--- Begin Exercise data ---

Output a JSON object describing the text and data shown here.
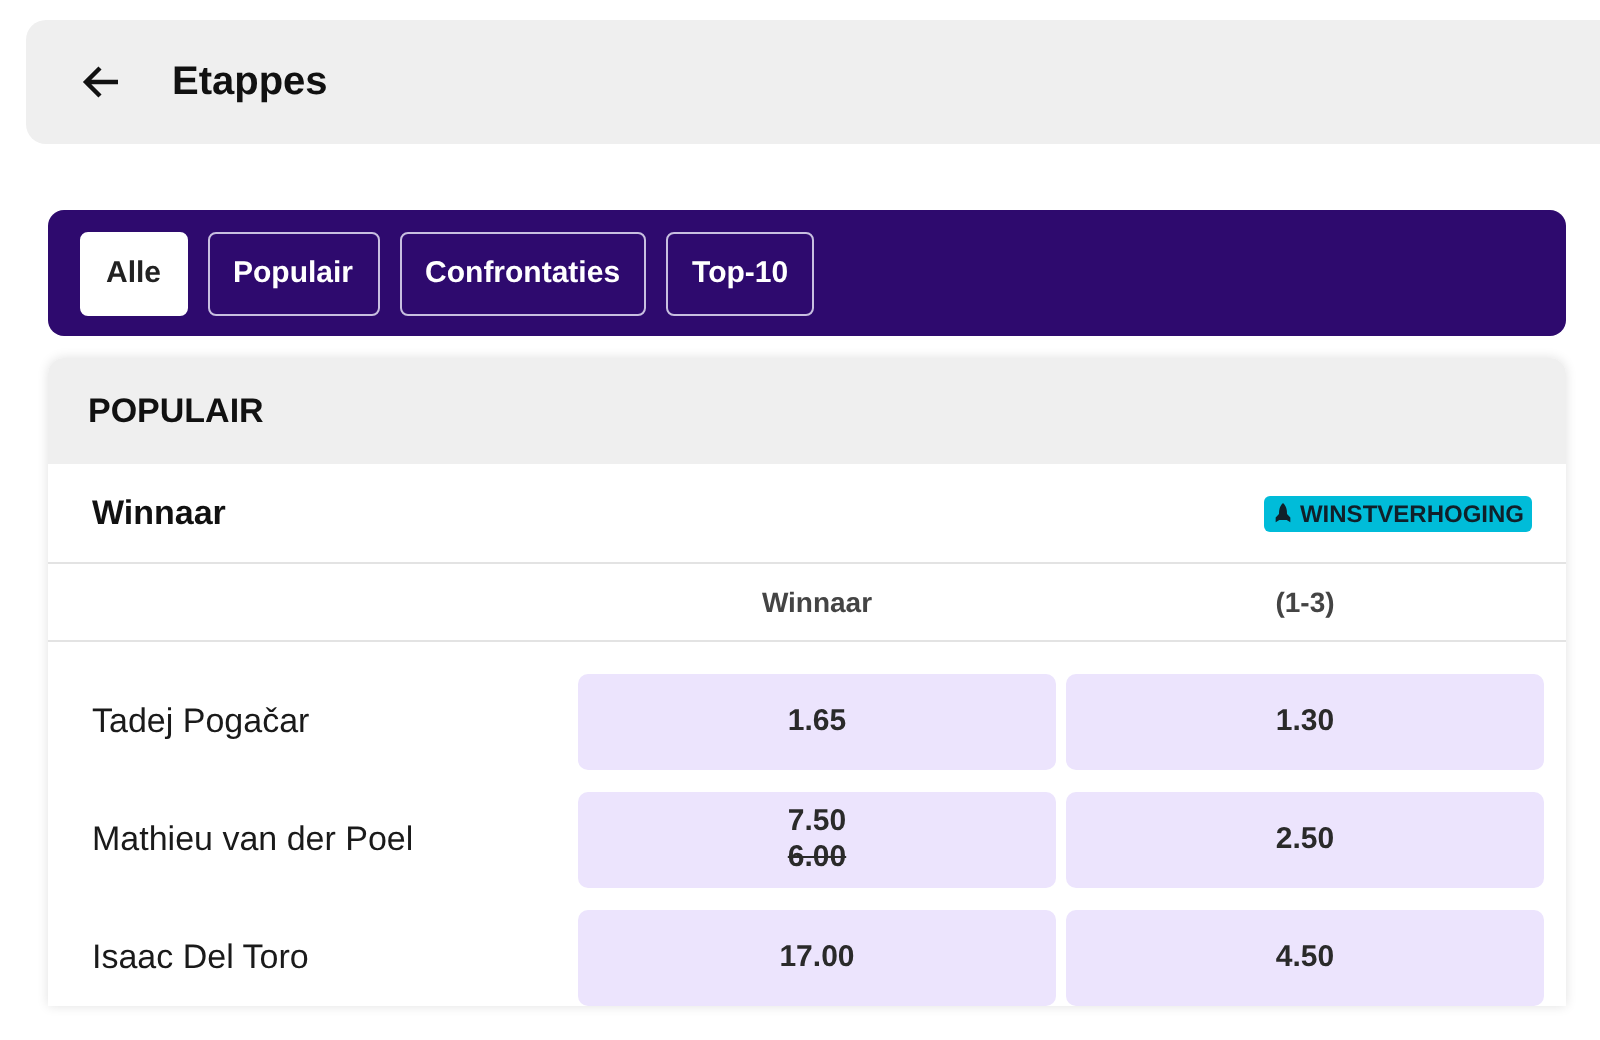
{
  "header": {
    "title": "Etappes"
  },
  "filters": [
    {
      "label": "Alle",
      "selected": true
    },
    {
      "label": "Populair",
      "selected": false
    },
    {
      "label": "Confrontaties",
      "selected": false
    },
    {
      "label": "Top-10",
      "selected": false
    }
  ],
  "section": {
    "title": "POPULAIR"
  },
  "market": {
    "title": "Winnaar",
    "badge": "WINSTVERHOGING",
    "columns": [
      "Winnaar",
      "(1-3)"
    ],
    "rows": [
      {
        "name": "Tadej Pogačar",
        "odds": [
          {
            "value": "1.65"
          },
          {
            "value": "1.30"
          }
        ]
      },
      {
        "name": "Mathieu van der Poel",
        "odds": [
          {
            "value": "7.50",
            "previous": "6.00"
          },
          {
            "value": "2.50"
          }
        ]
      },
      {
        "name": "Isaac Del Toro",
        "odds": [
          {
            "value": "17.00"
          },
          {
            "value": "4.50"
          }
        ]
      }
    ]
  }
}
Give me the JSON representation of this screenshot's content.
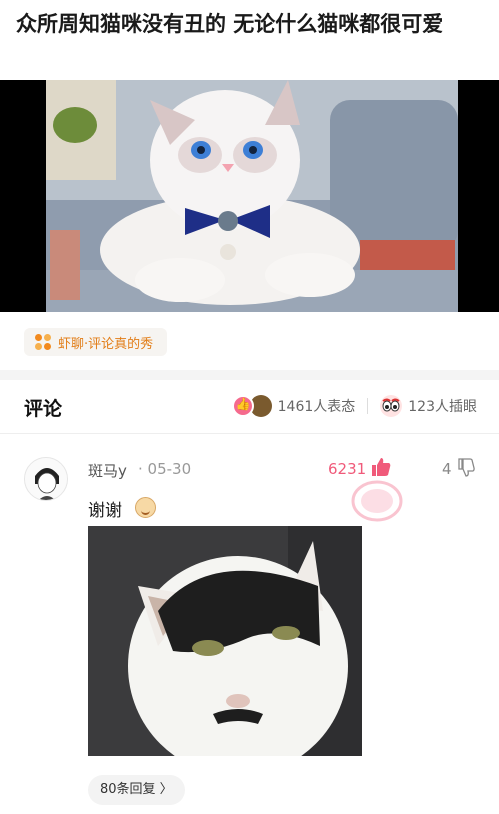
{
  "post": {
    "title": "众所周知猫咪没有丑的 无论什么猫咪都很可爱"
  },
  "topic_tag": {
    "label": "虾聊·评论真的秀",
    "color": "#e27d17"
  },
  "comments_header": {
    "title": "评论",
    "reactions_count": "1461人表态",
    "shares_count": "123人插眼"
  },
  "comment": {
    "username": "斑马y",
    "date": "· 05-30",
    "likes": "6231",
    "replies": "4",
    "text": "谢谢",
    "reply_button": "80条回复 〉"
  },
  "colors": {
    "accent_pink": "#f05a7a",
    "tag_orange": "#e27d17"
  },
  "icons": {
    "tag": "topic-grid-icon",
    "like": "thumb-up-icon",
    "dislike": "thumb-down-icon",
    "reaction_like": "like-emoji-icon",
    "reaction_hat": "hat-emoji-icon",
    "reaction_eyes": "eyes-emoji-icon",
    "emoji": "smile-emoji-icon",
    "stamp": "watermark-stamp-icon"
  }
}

--- End Exercise data ---

▶ [Exercise goal]:
Skip the images and write out the rest of the listing exactly.

▶ [Task output]:
Output a JSON object describing the text and data shown here.
{
  "header": {
    "title": "Etappes"
  },
  "filters": [
    {
      "label": "Alle",
      "selected": true
    },
    {
      "label": "Populair",
      "selected": false
    },
    {
      "label": "Confrontaties",
      "selected": false
    },
    {
      "label": "Top-10",
      "selected": false
    }
  ],
  "section": {
    "title": "POPULAIR"
  },
  "market": {
    "title": "Winnaar",
    "badge": "WINSTVERHOGING",
    "columns": [
      "Winnaar",
      "(1-3)"
    ],
    "rows": [
      {
        "name": "Tadej Pogačar",
        "odds": [
          {
            "value": "1.65"
          },
          {
            "value": "1.30"
          }
        ]
      },
      {
        "name": "Mathieu van der Poel",
        "odds": [
          {
            "value": "7.50",
            "previous": "6.00"
          },
          {
            "value": "2.50"
          }
        ]
      },
      {
        "name": "Isaac Del Toro",
        "odds": [
          {
            "value": "17.00"
          },
          {
            "value": "4.50"
          }
        ]
      }
    ]
  }
}
Give me the JSON representation of this screenshot's content.
{
  "post": {
    "title": "众所周知猫咪没有丑的 无论什么猫咪都很可爱"
  },
  "topic_tag": {
    "label": "虾聊·评论真的秀",
    "color": "#e27d17"
  },
  "comments_header": {
    "title": "评论",
    "reactions_count": "1461人表态",
    "shares_count": "123人插眼"
  },
  "comment": {
    "username": "斑马y",
    "date": "· 05-30",
    "likes": "6231",
    "replies": "4",
    "text": "谢谢",
    "reply_button": "80条回复 〉"
  },
  "colors": {
    "accent_pink": "#f05a7a",
    "tag_orange": "#e27d17"
  },
  "icons": {
    "tag": "topic-grid-icon",
    "like": "thumb-up-icon",
    "dislike": "thumb-down-icon",
    "reaction_like": "like-emoji-icon",
    "reaction_hat": "hat-emoji-icon",
    "reaction_eyes": "eyes-emoji-icon",
    "emoji": "smile-emoji-icon",
    "stamp": "watermark-stamp-icon"
  }
}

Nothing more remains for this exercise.